§ Source data:
⁂

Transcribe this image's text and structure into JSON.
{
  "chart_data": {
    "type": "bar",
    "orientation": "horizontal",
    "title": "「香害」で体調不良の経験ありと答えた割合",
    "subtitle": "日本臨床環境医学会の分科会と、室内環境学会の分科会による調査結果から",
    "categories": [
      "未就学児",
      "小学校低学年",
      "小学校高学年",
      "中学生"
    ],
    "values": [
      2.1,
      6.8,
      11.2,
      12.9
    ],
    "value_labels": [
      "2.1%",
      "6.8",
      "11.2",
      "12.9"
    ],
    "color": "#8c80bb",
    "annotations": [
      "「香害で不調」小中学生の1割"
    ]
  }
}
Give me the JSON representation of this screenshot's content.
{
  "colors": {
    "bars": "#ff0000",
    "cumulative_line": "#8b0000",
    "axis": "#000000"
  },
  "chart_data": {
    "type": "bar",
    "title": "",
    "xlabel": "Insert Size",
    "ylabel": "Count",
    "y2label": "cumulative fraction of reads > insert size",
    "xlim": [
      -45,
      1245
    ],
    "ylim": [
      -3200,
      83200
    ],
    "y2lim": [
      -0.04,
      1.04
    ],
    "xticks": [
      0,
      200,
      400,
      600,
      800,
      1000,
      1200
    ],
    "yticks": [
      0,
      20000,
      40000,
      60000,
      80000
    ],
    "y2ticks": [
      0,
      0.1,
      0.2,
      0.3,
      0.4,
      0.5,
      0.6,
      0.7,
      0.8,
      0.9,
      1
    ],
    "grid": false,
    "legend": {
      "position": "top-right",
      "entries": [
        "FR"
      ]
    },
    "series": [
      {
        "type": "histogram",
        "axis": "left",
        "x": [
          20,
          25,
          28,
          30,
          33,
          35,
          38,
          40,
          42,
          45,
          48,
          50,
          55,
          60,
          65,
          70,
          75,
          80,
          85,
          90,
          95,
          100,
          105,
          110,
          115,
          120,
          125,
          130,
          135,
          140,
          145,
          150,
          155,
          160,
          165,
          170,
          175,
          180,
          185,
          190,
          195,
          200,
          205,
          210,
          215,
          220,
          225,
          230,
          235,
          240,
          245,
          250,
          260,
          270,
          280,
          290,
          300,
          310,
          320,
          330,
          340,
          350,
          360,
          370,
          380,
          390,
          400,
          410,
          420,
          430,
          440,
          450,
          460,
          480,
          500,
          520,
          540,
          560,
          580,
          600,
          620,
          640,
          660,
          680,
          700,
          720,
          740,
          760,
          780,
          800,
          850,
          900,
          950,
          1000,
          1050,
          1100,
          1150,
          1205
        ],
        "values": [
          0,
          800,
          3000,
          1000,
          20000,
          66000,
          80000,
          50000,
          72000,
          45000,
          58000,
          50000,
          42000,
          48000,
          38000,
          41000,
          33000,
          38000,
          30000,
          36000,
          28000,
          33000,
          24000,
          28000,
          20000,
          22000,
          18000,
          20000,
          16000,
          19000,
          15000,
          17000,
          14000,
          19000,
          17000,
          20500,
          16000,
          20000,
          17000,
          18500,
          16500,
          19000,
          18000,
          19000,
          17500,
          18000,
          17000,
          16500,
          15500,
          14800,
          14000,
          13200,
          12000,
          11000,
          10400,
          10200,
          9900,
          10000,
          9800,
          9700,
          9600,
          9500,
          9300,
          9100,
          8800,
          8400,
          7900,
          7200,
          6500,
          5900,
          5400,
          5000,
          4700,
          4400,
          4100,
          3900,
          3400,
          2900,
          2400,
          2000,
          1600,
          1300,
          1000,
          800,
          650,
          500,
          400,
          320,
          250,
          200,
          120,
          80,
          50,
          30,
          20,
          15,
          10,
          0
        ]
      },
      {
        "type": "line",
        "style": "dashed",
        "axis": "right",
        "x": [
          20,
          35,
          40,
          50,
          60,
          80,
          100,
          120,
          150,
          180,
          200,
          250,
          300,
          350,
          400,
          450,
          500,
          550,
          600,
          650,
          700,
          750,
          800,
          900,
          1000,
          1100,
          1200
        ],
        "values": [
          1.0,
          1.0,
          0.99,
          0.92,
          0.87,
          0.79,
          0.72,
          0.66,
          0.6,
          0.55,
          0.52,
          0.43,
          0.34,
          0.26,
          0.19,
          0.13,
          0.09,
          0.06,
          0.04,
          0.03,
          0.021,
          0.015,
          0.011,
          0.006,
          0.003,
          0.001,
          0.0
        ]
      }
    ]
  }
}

⁂

§ What you need to do:
From the listing above, reproduce all the lines exactly.

§ Solution:
Transcribe this image's text and structure into JSON.
{
  "chart_data": {
    "type": "bar",
    "orientation": "horizontal",
    "title": "「香害」で体調不良の経験ありと答えた割合",
    "subtitle": "日本臨床環境医学会の分科会と、室内環境学会の分科会による調査結果から",
    "categories": [
      "未就学児",
      "小学校低学年",
      "小学校高学年",
      "中学生"
    ],
    "values": [
      2.1,
      6.8,
      11.2,
      12.9
    ],
    "value_labels": [
      "2.1%",
      "6.8",
      "11.2",
      "12.9"
    ],
    "color": "#8c80bb",
    "annotations": [
      "「香害で不調」小中学生の1割"
    ]
  }
}
Give me the JSON representation of this screenshot's content.
{
  "colors": {
    "bars": "#ff0000",
    "cumulative_line": "#8b0000",
    "axis": "#000000"
  },
  "chart_data": {
    "type": "bar",
    "title": "",
    "xlabel": "Insert Size",
    "ylabel": "Count",
    "y2label": "cumulative fraction of reads > insert size",
    "xlim": [
      -45,
      1245
    ],
    "ylim": [
      -3200,
      83200
    ],
    "y2lim": [
      -0.04,
      1.04
    ],
    "xticks": [
      0,
      200,
      400,
      600,
      800,
      1000,
      1200
    ],
    "yticks": [
      0,
      20000,
      40000,
      60000,
      80000
    ],
    "y2ticks": [
      0,
      0.1,
      0.2,
      0.3,
      0.4,
      0.5,
      0.6,
      0.7,
      0.8,
      0.9,
      1
    ],
    "grid": false,
    "legend": {
      "position": "top-right",
      "entries": [
        "FR"
      ]
    },
    "series": [
      {
        "type": "histogram",
        "axis": "left",
        "x": [
          20,
          25,
          28,
          30,
          33,
          35,
          38,
          40,
          42,
          45,
          48,
          50,
          55,
          60,
          65,
          70,
          75,
          80,
          85,
          90,
          95,
          100,
          105,
          110,
          115,
          120,
          125,
          130,
          135,
          140,
          145,
          150,
          155,
          160,
          165,
          170,
          175,
          180,
          185,
          190,
          195,
          200,
          205,
          210,
          215,
          220,
          225,
          230,
          235,
          240,
          245,
          250,
          260,
          270,
          280,
          290,
          300,
          310,
          320,
          330,
          340,
          350,
          360,
          370,
          380,
          390,
          400,
          410,
          420,
          430,
          440,
          450,
          460,
          480,
          500,
          520,
          540,
          560,
          580,
          600,
          620,
          640,
          660,
          680,
          700,
          720,
          740,
          760,
          780,
          800,
          850,
          900,
          950,
          1000,
          1050,
          1100,
          1150,
          1205
        ],
        "values": [
          0,
          800,
          3000,
          1000,
          20000,
          66000,
          80000,
          50000,
          72000,
          45000,
          58000,
          50000,
          42000,
          48000,
          38000,
          41000,
          33000,
          38000,
          30000,
          36000,
          28000,
          33000,
          24000,
          28000,
          20000,
          22000,
          18000,
          20000,
          16000,
          19000,
          15000,
          17000,
          14000,
          19000,
          17000,
          20500,
          16000,
          20000,
          17000,
          18500,
          16500,
          19000,
          18000,
          19000,
          17500,
          18000,
          17000,
          16500,
          15500,
          14800,
          14000,
          13200,
          12000,
          11000,
          10400,
          10200,
          9900,
          10000,
          9800,
          9700,
          9600,
          9500,
          9300,
          9100,
          8800,
          8400,
          7900,
          7200,
          6500,
          5900,
          5400,
          5000,
          4700,
          4400,
          4100,
          3900,
          3400,
          2900,
          2400,
          2000,
          1600,
          1300,
          1000,
          800,
          650,
          500,
          400,
          320,
          250,
          200,
          120,
          80,
          50,
          30,
          20,
          15,
          10,
          0
        ]
      },
      {
        "type": "line",
        "style": "dashed",
        "axis": "right",
        "x": [
          20,
          35,
          40,
          50,
          60,
          80,
          100,
          120,
          150,
          180,
          200,
          250,
          300,
          350,
          400,
          450,
          500,
          550,
          600,
          650,
          700,
          750,
          800,
          900,
          1000,
          1100,
          1200
        ],
        "values": [
          1.0,
          1.0,
          0.99,
          0.92,
          0.87,
          0.79,
          0.72,
          0.66,
          0.6,
          0.55,
          0.52,
          0.43,
          0.34,
          0.26,
          0.19,
          0.13,
          0.09,
          0.06,
          0.04,
          0.03,
          0.021,
          0.015,
          0.011,
          0.006,
          0.003,
          0.001,
          0.0
        ]
      }
    ]
  }
}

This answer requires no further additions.